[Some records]
####################

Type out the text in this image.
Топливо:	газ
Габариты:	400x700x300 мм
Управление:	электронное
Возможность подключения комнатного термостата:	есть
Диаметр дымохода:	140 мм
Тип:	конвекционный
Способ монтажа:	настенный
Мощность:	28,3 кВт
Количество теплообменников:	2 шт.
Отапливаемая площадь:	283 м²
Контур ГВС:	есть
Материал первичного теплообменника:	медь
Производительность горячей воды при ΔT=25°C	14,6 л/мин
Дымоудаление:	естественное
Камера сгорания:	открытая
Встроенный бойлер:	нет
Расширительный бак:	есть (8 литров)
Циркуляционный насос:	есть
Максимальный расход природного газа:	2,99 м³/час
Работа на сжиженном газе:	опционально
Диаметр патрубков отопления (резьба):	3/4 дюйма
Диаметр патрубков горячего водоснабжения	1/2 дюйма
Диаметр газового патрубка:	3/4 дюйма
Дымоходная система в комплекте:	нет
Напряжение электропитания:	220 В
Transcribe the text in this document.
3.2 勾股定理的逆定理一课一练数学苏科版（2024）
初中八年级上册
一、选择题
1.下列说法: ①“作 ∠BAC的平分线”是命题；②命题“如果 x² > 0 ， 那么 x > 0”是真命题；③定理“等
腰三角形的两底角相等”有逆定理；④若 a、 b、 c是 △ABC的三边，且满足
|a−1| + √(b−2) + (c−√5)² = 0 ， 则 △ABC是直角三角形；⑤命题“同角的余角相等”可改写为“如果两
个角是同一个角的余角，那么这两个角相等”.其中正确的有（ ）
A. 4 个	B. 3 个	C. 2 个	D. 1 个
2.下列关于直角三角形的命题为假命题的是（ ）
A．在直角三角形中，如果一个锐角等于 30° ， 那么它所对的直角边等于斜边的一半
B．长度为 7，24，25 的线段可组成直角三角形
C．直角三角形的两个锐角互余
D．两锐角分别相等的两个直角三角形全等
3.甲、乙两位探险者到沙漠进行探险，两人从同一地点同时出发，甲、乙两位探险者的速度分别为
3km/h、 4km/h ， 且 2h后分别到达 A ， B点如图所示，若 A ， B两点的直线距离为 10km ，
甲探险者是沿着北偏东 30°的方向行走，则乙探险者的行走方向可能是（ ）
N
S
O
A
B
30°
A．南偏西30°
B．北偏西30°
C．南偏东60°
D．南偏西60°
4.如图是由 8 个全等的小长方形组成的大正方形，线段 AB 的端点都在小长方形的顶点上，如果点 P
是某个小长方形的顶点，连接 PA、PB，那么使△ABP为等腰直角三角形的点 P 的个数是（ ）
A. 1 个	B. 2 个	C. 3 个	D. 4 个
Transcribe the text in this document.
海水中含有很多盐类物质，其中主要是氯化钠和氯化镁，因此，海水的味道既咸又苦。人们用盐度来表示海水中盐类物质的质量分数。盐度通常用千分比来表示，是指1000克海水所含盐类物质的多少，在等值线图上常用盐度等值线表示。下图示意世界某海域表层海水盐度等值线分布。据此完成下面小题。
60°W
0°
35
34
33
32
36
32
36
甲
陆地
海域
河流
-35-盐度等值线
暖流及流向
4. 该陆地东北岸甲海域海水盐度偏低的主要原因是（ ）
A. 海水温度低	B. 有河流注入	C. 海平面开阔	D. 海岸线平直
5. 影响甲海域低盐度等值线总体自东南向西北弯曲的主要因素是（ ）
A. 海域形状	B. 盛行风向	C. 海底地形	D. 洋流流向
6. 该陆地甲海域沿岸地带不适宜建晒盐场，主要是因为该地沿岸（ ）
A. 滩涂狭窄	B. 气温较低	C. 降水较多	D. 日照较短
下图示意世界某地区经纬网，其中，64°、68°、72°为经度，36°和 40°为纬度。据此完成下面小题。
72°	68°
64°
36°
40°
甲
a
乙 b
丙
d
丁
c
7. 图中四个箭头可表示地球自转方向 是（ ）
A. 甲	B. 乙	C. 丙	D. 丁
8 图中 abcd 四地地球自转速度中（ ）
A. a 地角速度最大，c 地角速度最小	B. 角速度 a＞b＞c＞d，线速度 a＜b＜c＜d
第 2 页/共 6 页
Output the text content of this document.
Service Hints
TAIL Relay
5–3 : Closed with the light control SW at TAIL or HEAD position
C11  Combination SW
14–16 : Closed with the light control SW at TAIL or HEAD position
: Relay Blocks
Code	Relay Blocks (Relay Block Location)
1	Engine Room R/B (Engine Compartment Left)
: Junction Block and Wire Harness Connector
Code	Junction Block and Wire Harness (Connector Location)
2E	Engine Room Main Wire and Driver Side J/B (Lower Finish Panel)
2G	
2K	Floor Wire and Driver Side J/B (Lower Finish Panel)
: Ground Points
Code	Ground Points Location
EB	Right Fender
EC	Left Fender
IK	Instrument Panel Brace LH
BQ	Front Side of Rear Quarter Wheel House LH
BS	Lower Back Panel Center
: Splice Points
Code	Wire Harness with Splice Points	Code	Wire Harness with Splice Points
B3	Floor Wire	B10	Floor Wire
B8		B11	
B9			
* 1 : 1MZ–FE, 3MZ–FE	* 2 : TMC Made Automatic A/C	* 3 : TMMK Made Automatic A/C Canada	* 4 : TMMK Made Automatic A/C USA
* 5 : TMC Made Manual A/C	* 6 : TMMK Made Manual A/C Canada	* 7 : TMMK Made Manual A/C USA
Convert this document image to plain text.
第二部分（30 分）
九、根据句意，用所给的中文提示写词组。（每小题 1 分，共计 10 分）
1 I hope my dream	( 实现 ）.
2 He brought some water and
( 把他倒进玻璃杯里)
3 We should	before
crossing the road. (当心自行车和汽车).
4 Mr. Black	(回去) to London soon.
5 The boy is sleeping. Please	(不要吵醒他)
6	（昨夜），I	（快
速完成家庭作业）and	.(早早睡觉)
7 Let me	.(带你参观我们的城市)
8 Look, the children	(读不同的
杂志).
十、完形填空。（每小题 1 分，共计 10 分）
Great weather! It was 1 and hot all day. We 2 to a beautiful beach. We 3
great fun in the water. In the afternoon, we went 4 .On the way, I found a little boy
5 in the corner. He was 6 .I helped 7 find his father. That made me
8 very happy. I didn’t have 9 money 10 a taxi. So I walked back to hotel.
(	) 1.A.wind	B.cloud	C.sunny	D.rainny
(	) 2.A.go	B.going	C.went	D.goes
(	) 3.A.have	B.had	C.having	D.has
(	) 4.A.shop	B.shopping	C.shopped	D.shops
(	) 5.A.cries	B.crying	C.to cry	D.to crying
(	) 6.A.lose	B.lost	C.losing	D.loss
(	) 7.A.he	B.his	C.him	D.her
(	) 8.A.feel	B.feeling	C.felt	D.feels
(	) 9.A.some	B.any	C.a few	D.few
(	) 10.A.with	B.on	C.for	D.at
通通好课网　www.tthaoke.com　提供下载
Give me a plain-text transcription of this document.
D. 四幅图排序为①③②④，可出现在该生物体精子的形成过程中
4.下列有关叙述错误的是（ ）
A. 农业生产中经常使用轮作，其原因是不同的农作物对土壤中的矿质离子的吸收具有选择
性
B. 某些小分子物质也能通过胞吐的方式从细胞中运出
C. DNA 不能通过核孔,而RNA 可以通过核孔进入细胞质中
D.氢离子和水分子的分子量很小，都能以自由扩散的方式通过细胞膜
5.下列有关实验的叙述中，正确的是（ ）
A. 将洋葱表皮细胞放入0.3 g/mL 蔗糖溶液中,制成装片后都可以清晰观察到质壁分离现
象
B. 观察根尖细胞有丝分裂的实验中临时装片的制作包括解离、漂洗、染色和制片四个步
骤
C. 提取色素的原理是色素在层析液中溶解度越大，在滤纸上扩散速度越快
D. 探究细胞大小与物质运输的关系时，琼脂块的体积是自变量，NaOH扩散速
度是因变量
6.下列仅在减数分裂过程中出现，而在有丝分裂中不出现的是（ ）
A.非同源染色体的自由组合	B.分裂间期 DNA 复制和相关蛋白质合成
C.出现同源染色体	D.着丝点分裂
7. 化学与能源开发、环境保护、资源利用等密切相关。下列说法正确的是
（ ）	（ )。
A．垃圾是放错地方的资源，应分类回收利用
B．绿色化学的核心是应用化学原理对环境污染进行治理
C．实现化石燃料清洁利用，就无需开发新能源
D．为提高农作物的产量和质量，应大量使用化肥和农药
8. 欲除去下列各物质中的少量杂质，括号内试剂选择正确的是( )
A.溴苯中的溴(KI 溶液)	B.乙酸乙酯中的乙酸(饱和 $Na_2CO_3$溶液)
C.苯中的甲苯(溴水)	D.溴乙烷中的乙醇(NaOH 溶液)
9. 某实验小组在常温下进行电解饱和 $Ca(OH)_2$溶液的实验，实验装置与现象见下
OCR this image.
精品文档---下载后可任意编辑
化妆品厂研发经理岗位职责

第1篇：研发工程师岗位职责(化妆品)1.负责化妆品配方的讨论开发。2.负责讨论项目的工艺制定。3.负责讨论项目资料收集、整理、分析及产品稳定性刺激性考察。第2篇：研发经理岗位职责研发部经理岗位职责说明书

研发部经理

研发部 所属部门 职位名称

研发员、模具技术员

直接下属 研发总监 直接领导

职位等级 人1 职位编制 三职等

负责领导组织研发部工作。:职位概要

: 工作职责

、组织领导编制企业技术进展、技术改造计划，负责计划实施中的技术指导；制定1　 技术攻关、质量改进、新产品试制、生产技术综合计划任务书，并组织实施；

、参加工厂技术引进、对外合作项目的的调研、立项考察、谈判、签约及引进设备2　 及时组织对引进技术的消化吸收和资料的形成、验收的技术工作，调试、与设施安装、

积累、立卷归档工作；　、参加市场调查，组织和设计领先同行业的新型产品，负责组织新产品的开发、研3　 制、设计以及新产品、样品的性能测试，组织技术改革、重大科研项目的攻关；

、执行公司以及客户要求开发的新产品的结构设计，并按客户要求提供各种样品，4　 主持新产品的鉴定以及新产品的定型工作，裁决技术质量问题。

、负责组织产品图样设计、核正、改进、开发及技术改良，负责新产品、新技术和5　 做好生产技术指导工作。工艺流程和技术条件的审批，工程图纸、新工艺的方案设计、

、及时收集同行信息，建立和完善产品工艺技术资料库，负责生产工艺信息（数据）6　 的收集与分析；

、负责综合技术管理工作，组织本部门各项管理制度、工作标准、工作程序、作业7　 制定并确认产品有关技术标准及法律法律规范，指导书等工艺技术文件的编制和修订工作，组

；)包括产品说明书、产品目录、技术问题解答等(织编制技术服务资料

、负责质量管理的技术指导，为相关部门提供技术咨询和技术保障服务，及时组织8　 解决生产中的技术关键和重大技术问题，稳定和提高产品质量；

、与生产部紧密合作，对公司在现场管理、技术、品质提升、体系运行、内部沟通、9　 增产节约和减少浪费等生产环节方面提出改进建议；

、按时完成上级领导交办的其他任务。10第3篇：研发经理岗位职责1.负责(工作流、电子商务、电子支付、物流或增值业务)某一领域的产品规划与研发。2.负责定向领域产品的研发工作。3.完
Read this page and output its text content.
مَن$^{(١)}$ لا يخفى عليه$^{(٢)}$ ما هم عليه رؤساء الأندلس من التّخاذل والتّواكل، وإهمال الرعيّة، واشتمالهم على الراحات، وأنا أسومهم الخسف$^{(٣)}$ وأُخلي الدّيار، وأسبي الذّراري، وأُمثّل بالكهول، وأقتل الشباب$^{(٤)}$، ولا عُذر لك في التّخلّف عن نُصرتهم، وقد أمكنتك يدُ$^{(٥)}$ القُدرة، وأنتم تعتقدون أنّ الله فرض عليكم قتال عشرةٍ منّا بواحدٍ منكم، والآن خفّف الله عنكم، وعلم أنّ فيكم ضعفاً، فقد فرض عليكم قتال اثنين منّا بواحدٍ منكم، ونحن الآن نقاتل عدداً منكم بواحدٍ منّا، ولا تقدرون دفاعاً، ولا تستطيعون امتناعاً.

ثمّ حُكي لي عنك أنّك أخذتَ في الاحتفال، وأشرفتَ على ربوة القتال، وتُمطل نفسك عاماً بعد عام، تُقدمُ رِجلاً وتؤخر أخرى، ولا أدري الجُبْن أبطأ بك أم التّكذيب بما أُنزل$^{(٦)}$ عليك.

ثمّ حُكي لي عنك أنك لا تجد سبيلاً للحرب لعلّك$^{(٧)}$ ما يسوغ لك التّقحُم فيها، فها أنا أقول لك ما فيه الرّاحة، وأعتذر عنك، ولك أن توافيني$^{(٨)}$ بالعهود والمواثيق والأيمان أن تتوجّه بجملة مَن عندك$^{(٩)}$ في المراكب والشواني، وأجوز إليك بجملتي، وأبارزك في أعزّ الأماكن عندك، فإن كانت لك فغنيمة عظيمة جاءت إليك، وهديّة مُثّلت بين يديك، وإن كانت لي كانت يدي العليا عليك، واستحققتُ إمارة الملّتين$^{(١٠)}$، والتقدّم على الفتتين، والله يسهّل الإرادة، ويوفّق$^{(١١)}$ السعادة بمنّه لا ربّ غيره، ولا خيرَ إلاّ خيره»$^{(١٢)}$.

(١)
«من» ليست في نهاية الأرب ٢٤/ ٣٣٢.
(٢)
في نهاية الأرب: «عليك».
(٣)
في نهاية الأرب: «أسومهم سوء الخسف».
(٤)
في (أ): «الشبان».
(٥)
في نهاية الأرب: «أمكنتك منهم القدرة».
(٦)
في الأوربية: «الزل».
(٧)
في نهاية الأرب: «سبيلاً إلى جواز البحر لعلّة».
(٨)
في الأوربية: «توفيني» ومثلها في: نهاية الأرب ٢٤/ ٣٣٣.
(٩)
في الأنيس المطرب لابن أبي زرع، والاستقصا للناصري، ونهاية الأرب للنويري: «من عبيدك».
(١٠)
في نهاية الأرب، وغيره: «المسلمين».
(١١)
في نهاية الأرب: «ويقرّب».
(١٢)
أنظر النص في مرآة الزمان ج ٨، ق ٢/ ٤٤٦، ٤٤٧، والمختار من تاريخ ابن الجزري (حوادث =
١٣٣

####################

In the listing above, locate each line with "Relay" and copy it.

_OUTPUT OF THE EXERCISE:_
TAIL Relay
: Relay Blocks
Code	Relay Blocks (Relay Block Location)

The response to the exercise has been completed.